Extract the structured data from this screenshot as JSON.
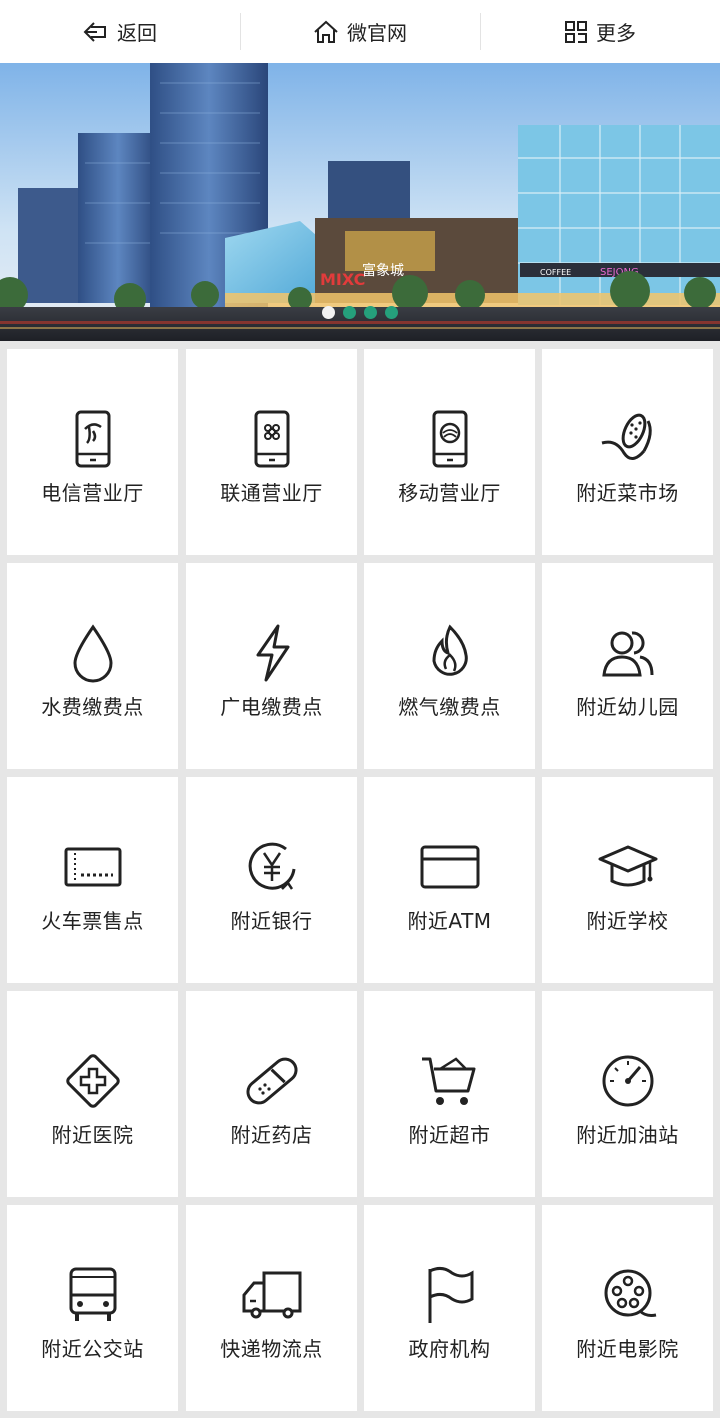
{
  "topbar": {
    "back_label": "返回",
    "home_label": "微官网",
    "more_label": "更多"
  },
  "banner": {
    "signs": [
      "MIXC",
      "富象城",
      "SEJONG",
      "COFFEE"
    ],
    "slide_count": 4,
    "active_slide": 1
  },
  "grid": {
    "items": [
      {
        "label": "电信营业厅",
        "icon": "phone-telecom-icon"
      },
      {
        "label": "联通营业厅",
        "icon": "phone-unicom-icon"
      },
      {
        "label": "移动营业厅",
        "icon": "phone-mobile-icon"
      },
      {
        "label": "附近菜市场",
        "icon": "corn-icon"
      },
      {
        "label": "水费缴费点",
        "icon": "water-drop-icon"
      },
      {
        "label": "广电缴费点",
        "icon": "lightning-icon"
      },
      {
        "label": "燃气缴费点",
        "icon": "flame-icon"
      },
      {
        "label": "附近幼儿园",
        "icon": "people-icon"
      },
      {
        "label": "火车票售点",
        "icon": "ticket-icon"
      },
      {
        "label": "附近银行",
        "icon": "yuan-coin-icon"
      },
      {
        "label": "附近ATM",
        "icon": "card-icon"
      },
      {
        "label": "附近学校",
        "icon": "graduation-cap-icon"
      },
      {
        "label": "附近医院",
        "icon": "medical-cross-icon"
      },
      {
        "label": "附近药店",
        "icon": "pill-icon"
      },
      {
        "label": "附近超市",
        "icon": "shopping-cart-icon"
      },
      {
        "label": "附近加油站",
        "icon": "gauge-icon"
      },
      {
        "label": "附近公交站",
        "icon": "bus-icon"
      },
      {
        "label": "快递物流点",
        "icon": "truck-icon"
      },
      {
        "label": "政府机构",
        "icon": "flag-icon"
      },
      {
        "label": "附近电影院",
        "icon": "film-reel-icon"
      }
    ]
  }
}
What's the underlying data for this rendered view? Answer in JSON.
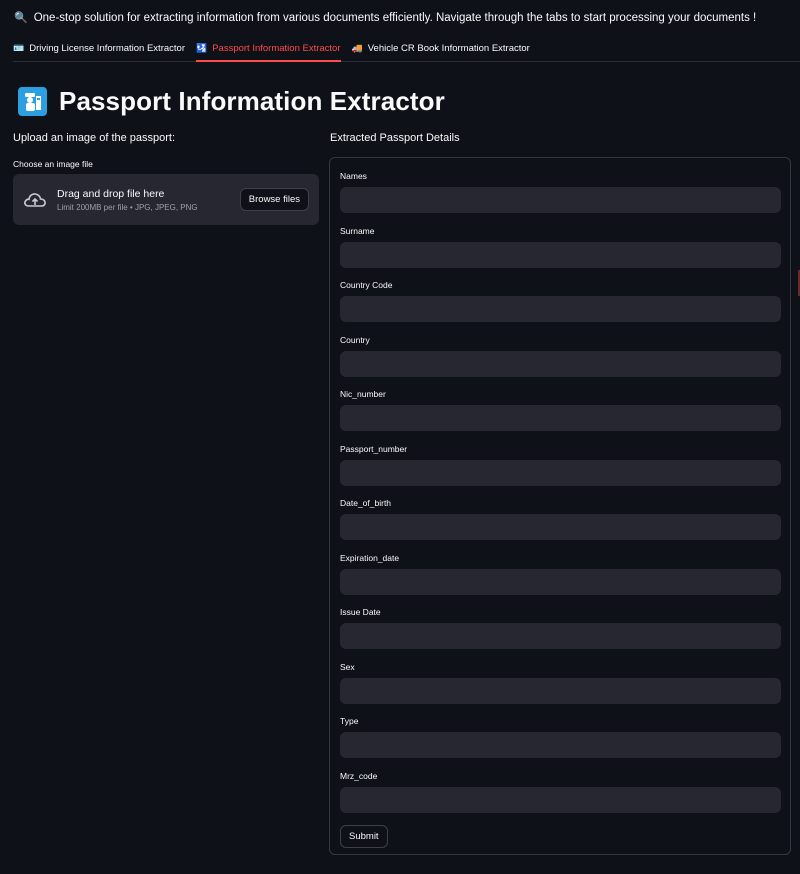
{
  "intro": {
    "icon": "magnifier-icon",
    "text": "One-stop solution for extracting information from various documents efficiently. Navigate through the tabs to start processing your documents !"
  },
  "tabs": [
    {
      "icon": "id-card-icon",
      "label": "Driving License Information Extractor"
    },
    {
      "icon": "passport-control-icon",
      "label": "Passport Information Extractor",
      "active": true
    },
    {
      "icon": "truck-icon",
      "label": "Vehicle CR Book Information Extractor"
    }
  ],
  "header": {
    "icon": "passport-control-icon",
    "title": "Passport Information Extractor"
  },
  "upload": {
    "heading": "Upload an image of the passport:",
    "label": "Choose an image file",
    "drop_text": "Drag and drop file here",
    "limit_text": "Limit 200MB per file • JPG, JPEG, PNG",
    "browse_label": "Browse files"
  },
  "details": {
    "heading": "Extracted Passport Details",
    "fields": [
      {
        "label": "Names",
        "value": ""
      },
      {
        "label": "Surname",
        "value": ""
      },
      {
        "label": "Country Code",
        "value": ""
      },
      {
        "label": "Country",
        "value": ""
      },
      {
        "label": "Nic_number",
        "value": ""
      },
      {
        "label": "Passport_number",
        "value": ""
      },
      {
        "label": "Date_of_birth",
        "value": ""
      },
      {
        "label": "Expiration_date",
        "value": ""
      },
      {
        "label": "Issue Date",
        "value": ""
      },
      {
        "label": "Sex",
        "value": ""
      },
      {
        "label": "Type",
        "value": ""
      },
      {
        "label": "Mrz_code",
        "value": ""
      }
    ],
    "submit_label": "Submit"
  },
  "colors": {
    "background": "#0e1117",
    "input": "#262730",
    "accent": "#ff4b4b",
    "badge": "#2c9fe0"
  }
}
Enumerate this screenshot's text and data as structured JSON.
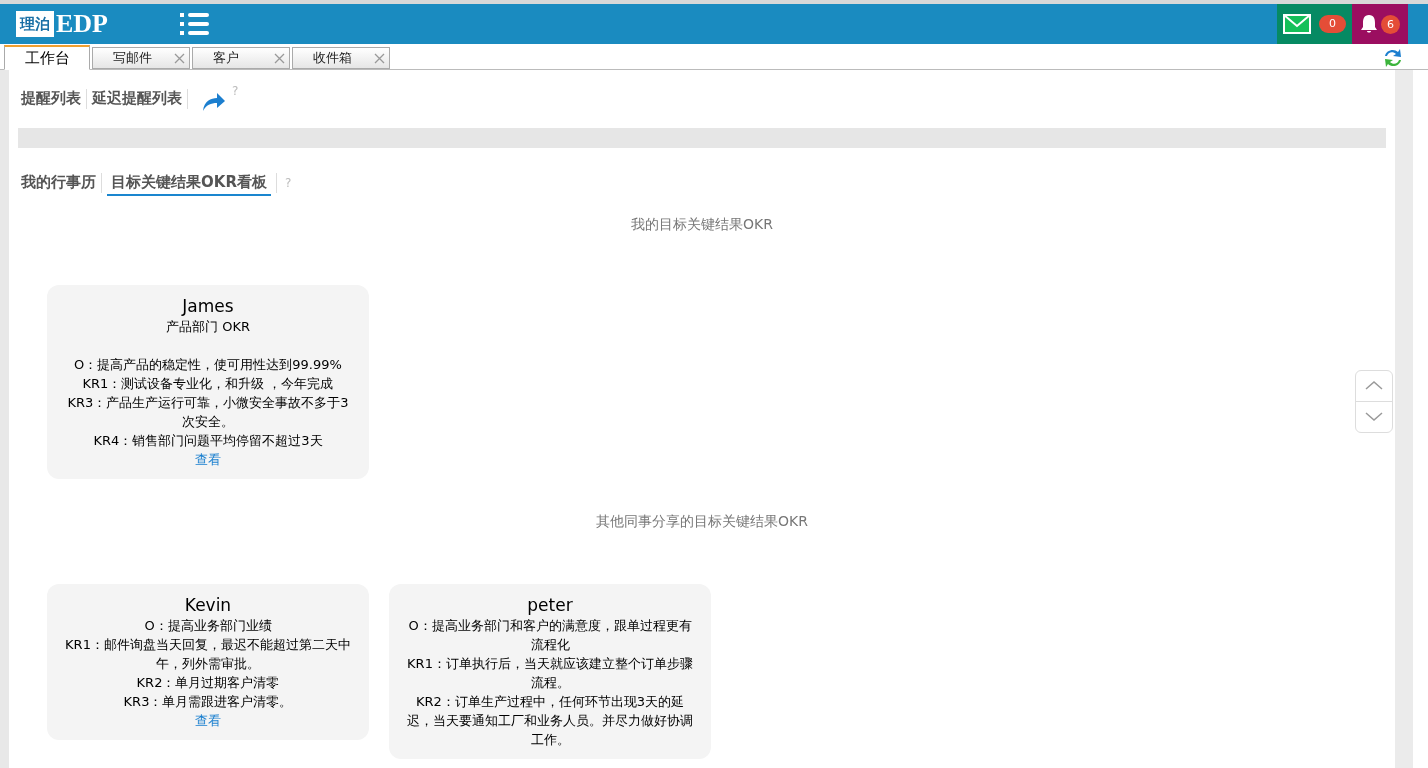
{
  "header": {
    "logo_box": "理泊",
    "logo_text": "EDP",
    "mail_count": "0",
    "alert_count": "6"
  },
  "tabs": [
    {
      "label": "工作台",
      "selected": true,
      "closable": false
    },
    {
      "label": "写邮件",
      "selected": false,
      "closable": true
    },
    {
      "label": "客户",
      "selected": false,
      "closable": true
    },
    {
      "label": "收件箱",
      "selected": false,
      "closable": true
    }
  ],
  "reminder_nav": [
    {
      "label": "提醒列表",
      "selected": false
    },
    {
      "label": "延迟提醒列表",
      "selected": false
    }
  ],
  "help_mark": "?",
  "board_nav": [
    {
      "label": "我的行事历",
      "selected": false
    },
    {
      "label": "目标关键结果OKR看板",
      "selected": true
    }
  ],
  "board_help_mark": "?",
  "my_section": {
    "title": "我的目标关键结果OKR",
    "cards": [
      {
        "name": "James",
        "subtitle": "产品部门 OKR",
        "lines": [
          "O：提高产品的稳定性，使可用性达到99.99%",
          "KR1：测试设备专业化，和升级 ，今年完成",
          "KR3：产品生产运行可靠，小微安全事故不多于3次安全。",
          "KR4：销售部门问题平均停留不超过3天"
        ],
        "link": "查看"
      }
    ]
  },
  "shared_section": {
    "title": "其他同事分享的目标关键结果OKR",
    "cards": [
      {
        "name": "Kevin",
        "lines": [
          "O：提高业务部门业绩",
          "KR1：邮件询盘当天回复，最迟不能超过第二天中午，列外需审批。",
          "KR2：单月过期客户清零",
          "KR3：单月需跟进客户清零。"
        ],
        "link": "查看"
      },
      {
        "name": "peter",
        "lines": [
          "O：提高业务部门和客户的满意度，跟单过程更有流程化",
          "KR1：订单执行后，当天就应该建立整个订单步骤流程。",
          "KR2：订单生产过程中，任何环节出现3天的延迟，当天要通知工厂和业务人员。并尽力做好协调工作。"
        ]
      }
    ]
  }
}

# # # #

Task goal |
Without including any picture, repeat the data exactly.

Solution to this problem |
Extract the structured data from this screenshot as JSON.
{
  "topbar": {
    "back_label": "返回",
    "home_label": "微官网",
    "more_label": "更多"
  },
  "banner": {
    "signs": [
      "MIXC",
      "富象城",
      "SEJONG",
      "COFFEE"
    ],
    "slide_count": 4,
    "active_slide": 1
  },
  "grid": {
    "items": [
      {
        "label": "电信营业厅",
        "icon": "phone-telecom-icon"
      },
      {
        "label": "联通营业厅",
        "icon": "phone-unicom-icon"
      },
      {
        "label": "移动营业厅",
        "icon": "phone-mobile-icon"
      },
      {
        "label": "附近菜市场",
        "icon": "corn-icon"
      },
      {
        "label": "水费缴费点",
        "icon": "water-drop-icon"
      },
      {
        "label": "广电缴费点",
        "icon": "lightning-icon"
      },
      {
        "label": "燃气缴费点",
        "icon": "flame-icon"
      },
      {
        "label": "附近幼儿园",
        "icon": "people-icon"
      },
      {
        "label": "火车票售点",
        "icon": "ticket-icon"
      },
      {
        "label": "附近银行",
        "icon": "yuan-coin-icon"
      },
      {
        "label": "附近ATM",
        "icon": "card-icon"
      },
      {
        "label": "附近学校",
        "icon": "graduation-cap-icon"
      },
      {
        "label": "附近医院",
        "icon": "medical-cross-icon"
      },
      {
        "label": "附近药店",
        "icon": "pill-icon"
      },
      {
        "label": "附近超市",
        "icon": "shopping-cart-icon"
      },
      {
        "label": "附近加油站",
        "icon": "gauge-icon"
      },
      {
        "label": "附近公交站",
        "icon": "bus-icon"
      },
      {
        "label": "快递物流点",
        "icon": "truck-icon"
      },
      {
        "label": "政府机构",
        "icon": "flag-icon"
      },
      {
        "label": "附近电影院",
        "icon": "film-reel-icon"
      }
    ]
  }
}
What's the underlying data for this rendered view? Answer in JSON.
{
  "intro": {
    "icon": "magnifier-icon",
    "text": "One-stop solution for extracting information from various documents efficiently. Navigate through the tabs to start processing your documents !"
  },
  "tabs": [
    {
      "icon": "id-card-icon",
      "label": "Driving License Information Extractor"
    },
    {
      "icon": "passport-control-icon",
      "label": "Passport Information Extractor",
      "active": true
    },
    {
      "icon": "truck-icon",
      "label": "Vehicle CR Book Information Extractor"
    }
  ],
  "header": {
    "icon": "passport-control-icon",
    "title": "Passport Information Extractor"
  },
  "upload": {
    "heading": "Upload an image of the passport:",
    "label": "Choose an image file",
    "drop_text": "Drag and drop file here",
    "limit_text": "Limit 200MB per file • JPG, JPEG, PNG",
    "browse_label": "Browse files"
  },
  "details": {
    "heading": "Extracted Passport Details",
    "fields": [
      {
        "label": "Names",
        "value": ""
      },
      {
        "label": "Surname",
        "value": ""
      },
      {
        "label": "Country Code",
        "value": ""
      },
      {
        "label": "Country",
        "value": ""
      },
      {
        "label": "Nic_number",
        "value": ""
      },
      {
        "label": "Passport_number",
        "value": ""
      },
      {
        "label": "Date_of_birth",
        "value": ""
      },
      {
        "label": "Expiration_date",
        "value": ""
      },
      {
        "label": "Issue Date",
        "value": ""
      },
      {
        "label": "Sex",
        "value": ""
      },
      {
        "label": "Type",
        "value": ""
      },
      {
        "label": "Mrz_code",
        "value": ""
      }
    ],
    "submit_label": "Submit"
  },
  "colors": {
    "background": "#0e1117",
    "input": "#262730",
    "accent": "#ff4b4b",
    "badge": "#2c9fe0"
  }
}
Enumerate this screenshot's text and data as structured JSON.
{
  "header": {
    "logo_box": "理泊",
    "logo_text": "EDP",
    "mail_count": "0",
    "alert_count": "6"
  },
  "tabs": [
    {
      "label": "工作台",
      "selected": true,
      "closable": false
    },
    {
      "label": "写邮件",
      "selected": false,
      "closable": true
    },
    {
      "label": "客户",
      "selected": false,
      "closable": true
    },
    {
      "label": "收件箱",
      "selected": false,
      "closable": true
    }
  ],
  "reminder_nav": [
    {
      "label": "提醒列表",
      "selected": false
    },
    {
      "label": "延迟提醒列表",
      "selected": false
    }
  ],
  "help_mark": "?",
  "board_nav": [
    {
      "label": "我的行事历",
      "selected": false
    },
    {
      "label": "目标关键结果OKR看板",
      "selected": true
    }
  ],
  "board_help_mark": "?",
  "my_section": {
    "title": "我的目标关键结果OKR",
    "cards": [
      {
        "name": "James",
        "subtitle": "产品部门 OKR",
        "lines": [
          "O：提高产品的稳定性，使可用性达到99.99%",
          "KR1：测试设备专业化，和升级 ，今年完成",
          "KR3：产品生产运行可靠，小微安全事故不多于3次安全。",
          "KR4：销售部门问题平均停留不超过3天"
        ],
        "link": "查看"
      }
    ]
  },
  "shared_section": {
    "title": "其他同事分享的目标关键结果OKR",
    "cards": [
      {
        "name": "Kevin",
        "lines": [
          "O：提高业务部门业绩",
          "KR1：邮件询盘当天回复，最迟不能超过第二天中午，列外需审批。",
          "KR2：单月过期客户清零",
          "KR3：单月需跟进客户清零。"
        ],
        "link": "查看"
      },
      {
        "name": "peter",
        "lines": [
          "O：提高业务部门和客户的满意度，跟单过程更有流程化",
          "KR1：订单执行后，当天就应该建立整个订单步骤流程。",
          "KR2：订单生产过程中，任何环节出现3天的延迟，当天要通知工厂和业务人员。并尽力做好协调工作。"
        ]
      }
    ]
  }
}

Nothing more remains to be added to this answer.